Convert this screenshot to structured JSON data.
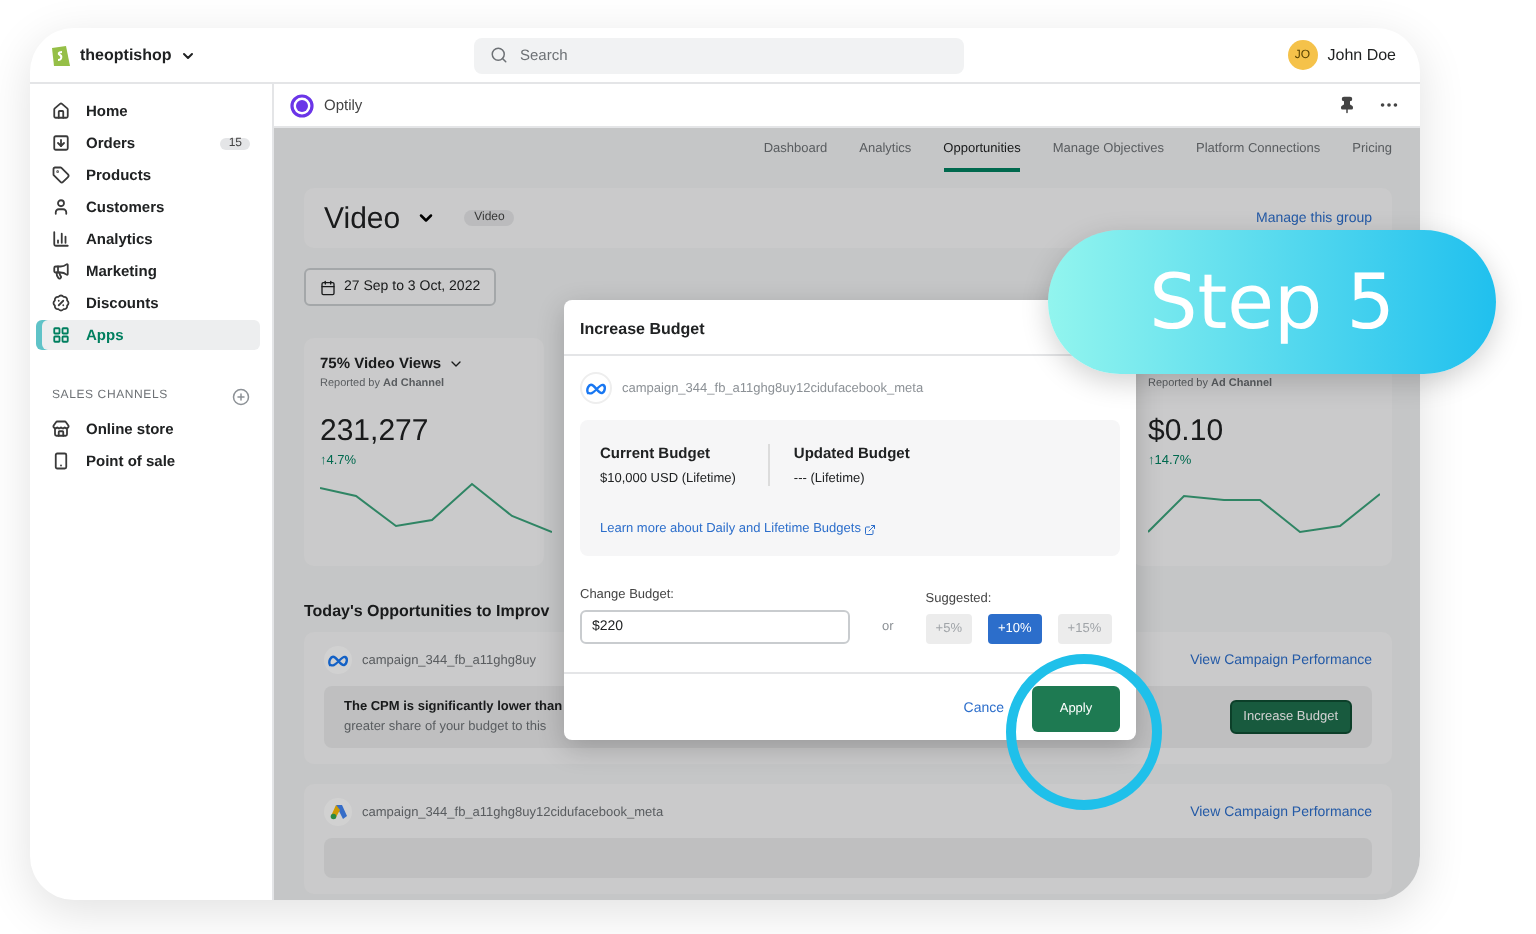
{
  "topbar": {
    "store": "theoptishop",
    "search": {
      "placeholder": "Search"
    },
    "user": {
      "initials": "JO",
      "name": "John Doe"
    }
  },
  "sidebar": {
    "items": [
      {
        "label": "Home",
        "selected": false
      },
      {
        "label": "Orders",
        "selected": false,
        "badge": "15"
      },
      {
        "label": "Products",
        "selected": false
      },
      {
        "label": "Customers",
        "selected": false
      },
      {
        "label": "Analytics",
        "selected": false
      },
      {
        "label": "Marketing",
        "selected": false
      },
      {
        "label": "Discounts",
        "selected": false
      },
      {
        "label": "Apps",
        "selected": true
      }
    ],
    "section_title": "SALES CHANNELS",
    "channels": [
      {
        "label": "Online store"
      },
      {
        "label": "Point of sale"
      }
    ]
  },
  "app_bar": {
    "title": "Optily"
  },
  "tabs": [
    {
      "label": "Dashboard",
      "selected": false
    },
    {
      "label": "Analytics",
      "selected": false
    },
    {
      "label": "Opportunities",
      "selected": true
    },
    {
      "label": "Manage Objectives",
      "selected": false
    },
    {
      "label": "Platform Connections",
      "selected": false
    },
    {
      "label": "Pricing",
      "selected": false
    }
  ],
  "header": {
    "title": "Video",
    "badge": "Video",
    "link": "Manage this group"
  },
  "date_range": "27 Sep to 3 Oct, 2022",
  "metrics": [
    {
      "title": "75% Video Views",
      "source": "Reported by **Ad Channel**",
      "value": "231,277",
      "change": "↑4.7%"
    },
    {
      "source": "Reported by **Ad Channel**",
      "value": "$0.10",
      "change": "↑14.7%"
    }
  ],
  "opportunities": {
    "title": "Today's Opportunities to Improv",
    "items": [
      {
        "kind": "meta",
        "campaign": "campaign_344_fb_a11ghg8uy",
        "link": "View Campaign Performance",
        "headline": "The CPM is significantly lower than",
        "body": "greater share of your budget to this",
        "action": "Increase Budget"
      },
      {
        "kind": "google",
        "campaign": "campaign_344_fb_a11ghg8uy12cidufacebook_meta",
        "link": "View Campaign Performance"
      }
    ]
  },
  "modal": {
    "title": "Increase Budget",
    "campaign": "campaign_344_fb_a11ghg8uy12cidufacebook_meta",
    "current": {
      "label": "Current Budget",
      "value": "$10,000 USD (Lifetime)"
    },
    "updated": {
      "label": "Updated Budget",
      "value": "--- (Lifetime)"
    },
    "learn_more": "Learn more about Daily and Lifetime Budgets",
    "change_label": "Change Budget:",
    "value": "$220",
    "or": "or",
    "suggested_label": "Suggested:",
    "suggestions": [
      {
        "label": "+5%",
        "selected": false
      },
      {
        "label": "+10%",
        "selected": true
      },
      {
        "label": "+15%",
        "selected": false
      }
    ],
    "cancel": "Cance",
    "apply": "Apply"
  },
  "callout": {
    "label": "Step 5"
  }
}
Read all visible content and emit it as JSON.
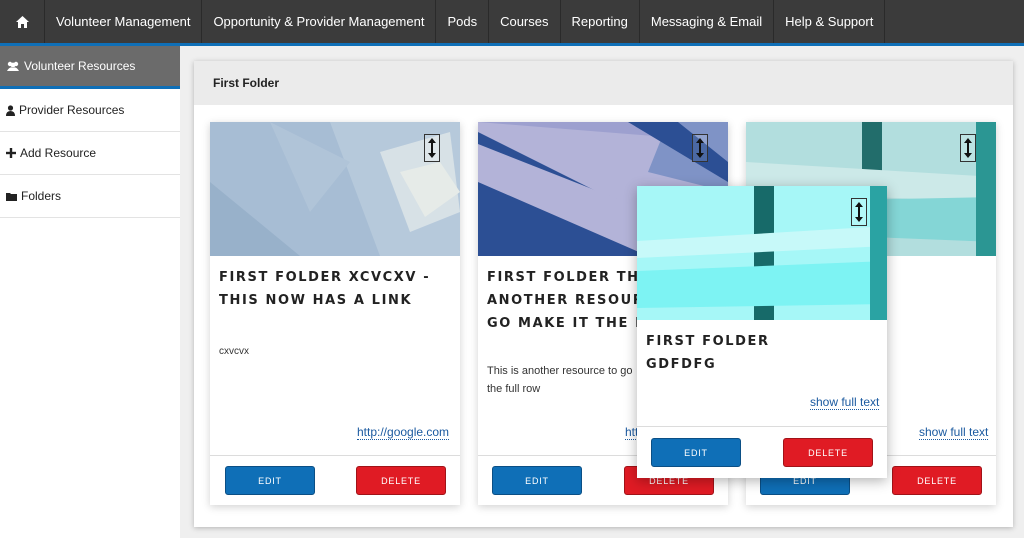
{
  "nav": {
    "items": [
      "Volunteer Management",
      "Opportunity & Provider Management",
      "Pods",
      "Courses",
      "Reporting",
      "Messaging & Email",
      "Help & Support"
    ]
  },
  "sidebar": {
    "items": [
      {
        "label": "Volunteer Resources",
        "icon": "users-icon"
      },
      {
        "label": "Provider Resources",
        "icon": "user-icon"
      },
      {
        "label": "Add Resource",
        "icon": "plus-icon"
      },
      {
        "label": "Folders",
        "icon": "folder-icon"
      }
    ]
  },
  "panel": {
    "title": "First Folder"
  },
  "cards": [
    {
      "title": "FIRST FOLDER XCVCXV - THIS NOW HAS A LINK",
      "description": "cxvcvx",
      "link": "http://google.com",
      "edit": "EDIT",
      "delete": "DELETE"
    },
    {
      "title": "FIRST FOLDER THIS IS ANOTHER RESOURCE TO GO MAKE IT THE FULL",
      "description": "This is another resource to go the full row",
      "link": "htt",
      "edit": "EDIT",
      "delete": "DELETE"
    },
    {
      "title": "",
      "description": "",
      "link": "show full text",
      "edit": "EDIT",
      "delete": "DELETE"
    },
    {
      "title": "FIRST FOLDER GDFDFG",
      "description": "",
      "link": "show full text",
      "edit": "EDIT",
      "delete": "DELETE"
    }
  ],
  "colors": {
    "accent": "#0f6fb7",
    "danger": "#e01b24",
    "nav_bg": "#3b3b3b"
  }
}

◆ ◆ ◆ ◆ ◆

Every line is to be duplicated exactly, though pictures stay out.

- **THE COMPLETED TASK**:
Convert this screenshot to structured JSON data.
{
  "topbar": {
    "store": "theoptishop",
    "search": {
      "placeholder": "Search"
    },
    "user": {
      "initials": "JO",
      "name": "John Doe"
    }
  },
  "sidebar": {
    "items": [
      {
        "label": "Home",
        "selected": false
      },
      {
        "label": "Orders",
        "selected": false,
        "badge": "15"
      },
      {
        "label": "Products",
        "selected": false
      },
      {
        "label": "Customers",
        "selected": false
      },
      {
        "label": "Analytics",
        "selected": false
      },
      {
        "label": "Marketing",
        "selected": false
      },
      {
        "label": "Discounts",
        "selected": false
      },
      {
        "label": "Apps",
        "selected": true
      }
    ],
    "section_title": "SALES CHANNELS",
    "channels": [
      {
        "label": "Online store"
      },
      {
        "label": "Point of sale"
      }
    ]
  },
  "app_bar": {
    "title": "Optily"
  },
  "tabs": [
    {
      "label": "Dashboard",
      "selected": false
    },
    {
      "label": "Analytics",
      "selected": false
    },
    {
      "label": "Opportunities",
      "selected": true
    },
    {
      "label": "Manage Objectives",
      "selected": false
    },
    {
      "label": "Platform Connections",
      "selected": false
    },
    {
      "label": "Pricing",
      "selected": false
    }
  ],
  "header": {
    "title": "Video",
    "badge": "Video",
    "link": "Manage this group"
  },
  "date_range": "27 Sep to 3 Oct, 2022",
  "metrics": [
    {
      "title": "75% Video Views",
      "source": "Reported by **Ad Channel**",
      "value": "231,277",
      "change": "↑4.7%"
    },
    {
      "source": "Reported by **Ad Channel**",
      "value": "$0.10",
      "change": "↑14.7%"
    }
  ],
  "opportunities": {
    "title": "Today's Opportunities to Improv",
    "items": [
      {
        "kind": "meta",
        "campaign": "campaign_344_fb_a11ghg8uy",
        "link": "View Campaign Performance",
        "headline": "The CPM is significantly lower than",
        "body": "greater share of your budget to this",
        "action": "Increase Budget"
      },
      {
        "kind": "google",
        "campaign": "campaign_344_fb_a11ghg8uy12cidufacebook_meta",
        "link": "View Campaign Performance"
      }
    ]
  },
  "modal": {
    "title": "Increase Budget",
    "campaign": "campaign_344_fb_a11ghg8uy12cidufacebook_meta",
    "current": {
      "label": "Current Budget",
      "value": "$10,000 USD (Lifetime)"
    },
    "updated": {
      "label": "Updated Budget",
      "value": "--- (Lifetime)"
    },
    "learn_more": "Learn more about Daily and Lifetime Budgets",
    "change_label": "Change Budget:",
    "value": "$220",
    "or": "or",
    "suggested_label": "Suggested:",
    "suggestions": [
      {
        "label": "+5%",
        "selected": false
      },
      {
        "label": "+10%",
        "selected": true
      },
      {
        "label": "+15%",
        "selected": false
      }
    ],
    "cancel": "Cance",
    "apply": "Apply"
  },
  "callout": {
    "label": "Step 5"
  }
}
Read all visible content and emit it as JSON.
{
  "nav": {
    "items": [
      "Volunteer Management",
      "Opportunity & Provider Management",
      "Pods",
      "Courses",
      "Reporting",
      "Messaging & Email",
      "Help & Support"
    ]
  },
  "sidebar": {
    "items": [
      {
        "label": "Volunteer Resources",
        "icon": "users-icon"
      },
      {
        "label": "Provider Resources",
        "icon": "user-icon"
      },
      {
        "label": "Add Resource",
        "icon": "plus-icon"
      },
      {
        "label": "Folders",
        "icon": "folder-icon"
      }
    ]
  },
  "panel": {
    "title": "First Folder"
  },
  "cards": [
    {
      "title": "FIRST FOLDER XCVCXV - THIS NOW HAS A LINK",
      "description": "cxvcvx",
      "link": "http://google.com",
      "edit": "EDIT",
      "delete": "DELETE"
    },
    {
      "title": "FIRST FOLDER THIS IS ANOTHER RESOURCE TO GO MAKE IT THE FULL",
      "description": "This is another resource to go the full row",
      "link": "htt",
      "edit": "EDIT",
      "delete": "DELETE"
    },
    {
      "title": "",
      "description": "",
      "link": "show full text",
      "edit": "EDIT",
      "delete": "DELETE"
    },
    {
      "title": "FIRST FOLDER GDFDFG",
      "description": "",
      "link": "show full text",
      "edit": "EDIT",
      "delete": "DELETE"
    }
  ],
  "colors": {
    "accent": "#0f6fb7",
    "danger": "#e01b24",
    "nav_bg": "#3b3b3b"
  }
}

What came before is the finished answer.